-- Start Information given --

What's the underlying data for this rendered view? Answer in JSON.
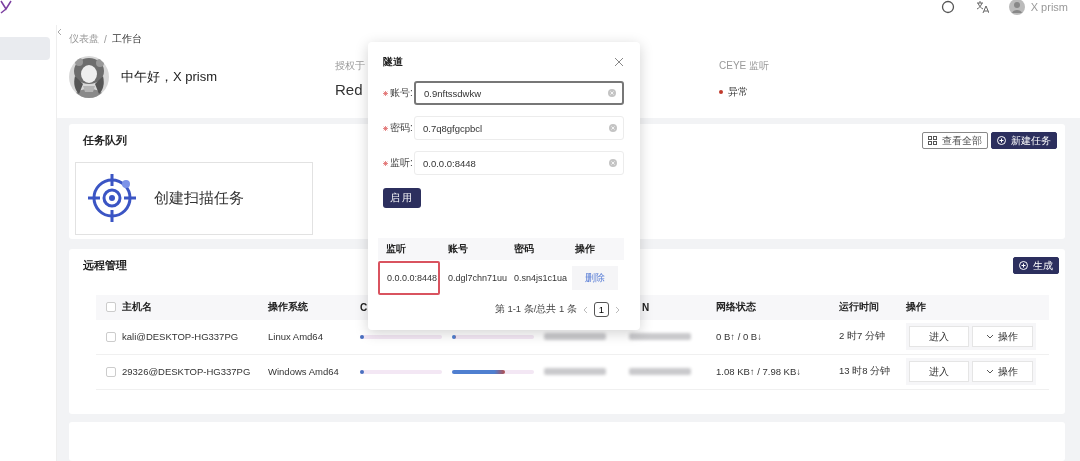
{
  "topbar": {
    "user_name": "X prism"
  },
  "sidebar": {
    "items": [
      {
        "selected": true
      }
    ]
  },
  "breadcrumb": {
    "items": [
      "仪表盘",
      "工作台"
    ],
    "separator": "/"
  },
  "header": {
    "greeting": "中午好，X prism",
    "license_label": "授权于",
    "license_value": "Red",
    "ceye_label": "CEYE 监听",
    "ceye_status": {
      "text": "异常",
      "kind": "error"
    }
  },
  "task_queue": {
    "title": "任务队列",
    "buttons": [
      {
        "label": "查看全部",
        "kind": "secondary"
      },
      {
        "label": "新建任务",
        "kind": "primary"
      }
    ],
    "create_card": {
      "label": "创建扫描任务"
    }
  },
  "remote": {
    "title": "远程管理",
    "button": {
      "label": "生成"
    },
    "table": {
      "header_checkbox": {
        "checked": false
      },
      "columns": [
        "主机名",
        "操作系统",
        "C",
        "N",
        "网络状态",
        "运行时间",
        "操作"
      ],
      "rows": [
        {
          "checked": false,
          "host": "kali@DESKTOP-HG337PG",
          "os": "Linux Amd64",
          "cpu": {
            "level": 0.02
          },
          "memory": {
            "level": 0.03
          },
          "network": "0 B↑ / 0 B↓",
          "uptime": "2 时7 分钟",
          "actions": [
            "进入",
            "操作"
          ]
        },
        {
          "checked": false,
          "host": "29326@DESKTOP-HG337PG",
          "os": "Windows Amd64",
          "cpu": {
            "level": 0.02
          },
          "memory": {
            "level": 0.65
          },
          "network": "1.08 KB↑ / 7.98 KB↓",
          "uptime": "13 时8 分钟",
          "actions": [
            "进入",
            "操作"
          ]
        }
      ]
    }
  },
  "modal": {
    "title": "隧道",
    "fields": [
      {
        "label": "账号:",
        "value": "0.9nftssdwkw",
        "required": true,
        "focused": true
      },
      {
        "label": "密码:",
        "value": "0.7q8gfgcpbcl",
        "required": true,
        "focused": false
      },
      {
        "label": "监听:",
        "value": "0.0.0.0:8448",
        "required": true,
        "focused": false
      }
    ],
    "submit": "启用",
    "table": {
      "columns": [
        "监听",
        "账号",
        "密码",
        "操作"
      ],
      "rows": [
        {
          "listen": "0.0.0.0:8448",
          "account": "0.dgl7chn71uu",
          "password": "0.sn4js1c1ua",
          "action": "删除",
          "highlighted": true
        }
      ]
    },
    "pagination": {
      "summary": "第 1-1 条/总共 1 条",
      "pages": [
        {
          "label": "1",
          "selected": true
        }
      ]
    }
  }
}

-- End Information given --

Keep the pictures out of your copy, and repeat every entry above exactly.

◆ **Answer**:
What's the underlying data for this rendered view? Answer in JSON.
{
  "topbar": {
    "user_name": "X prism"
  },
  "sidebar": {
    "items": [
      {
        "selected": true
      }
    ]
  },
  "breadcrumb": {
    "items": [
      "仪表盘",
      "工作台"
    ],
    "separator": "/"
  },
  "header": {
    "greeting": "中午好，X prism",
    "license_label": "授权于",
    "license_value": "Red",
    "ceye_label": "CEYE 监听",
    "ceye_status": {
      "text": "异常",
      "kind": "error"
    }
  },
  "task_queue": {
    "title": "任务队列",
    "buttons": [
      {
        "label": "查看全部",
        "kind": "secondary"
      },
      {
        "label": "新建任务",
        "kind": "primary"
      }
    ],
    "create_card": {
      "label": "创建扫描任务"
    }
  },
  "remote": {
    "title": "远程管理",
    "button": {
      "label": "生成"
    },
    "table": {
      "header_checkbox": {
        "checked": false
      },
      "columns": [
        "主机名",
        "操作系统",
        "C",
        "N",
        "网络状态",
        "运行时间",
        "操作"
      ],
      "rows": [
        {
          "checked": false,
          "host": "kali@DESKTOP-HG337PG",
          "os": "Linux Amd64",
          "cpu": {
            "level": 0.02
          },
          "memory": {
            "level": 0.03
          },
          "network": "0 B↑ / 0 B↓",
          "uptime": "2 时7 分钟",
          "actions": [
            "进入",
            "操作"
          ]
        },
        {
          "checked": false,
          "host": "29326@DESKTOP-HG337PG",
          "os": "Windows Amd64",
          "cpu": {
            "level": 0.02
          },
          "memory": {
            "level": 0.65
          },
          "network": "1.08 KB↑ / 7.98 KB↓",
          "uptime": "13 时8 分钟",
          "actions": [
            "进入",
            "操作"
          ]
        }
      ]
    }
  },
  "modal": {
    "title": "隧道",
    "fields": [
      {
        "label": "账号:",
        "value": "0.9nftssdwkw",
        "required": true,
        "focused": true
      },
      {
        "label": "密码:",
        "value": "0.7q8gfgcpbcl",
        "required": true,
        "focused": false
      },
      {
        "label": "监听:",
        "value": "0.0.0.0:8448",
        "required": true,
        "focused": false
      }
    ],
    "submit": "启用",
    "table": {
      "columns": [
        "监听",
        "账号",
        "密码",
        "操作"
      ],
      "rows": [
        {
          "listen": "0.0.0.0:8448",
          "account": "0.dgl7chn71uu",
          "password": "0.sn4js1c1ua",
          "action": "删除",
          "highlighted": true
        }
      ]
    },
    "pagination": {
      "summary": "第 1-1 条/总共 1 条",
      "pages": [
        {
          "label": "1",
          "selected": true
        }
      ]
    }
  }
}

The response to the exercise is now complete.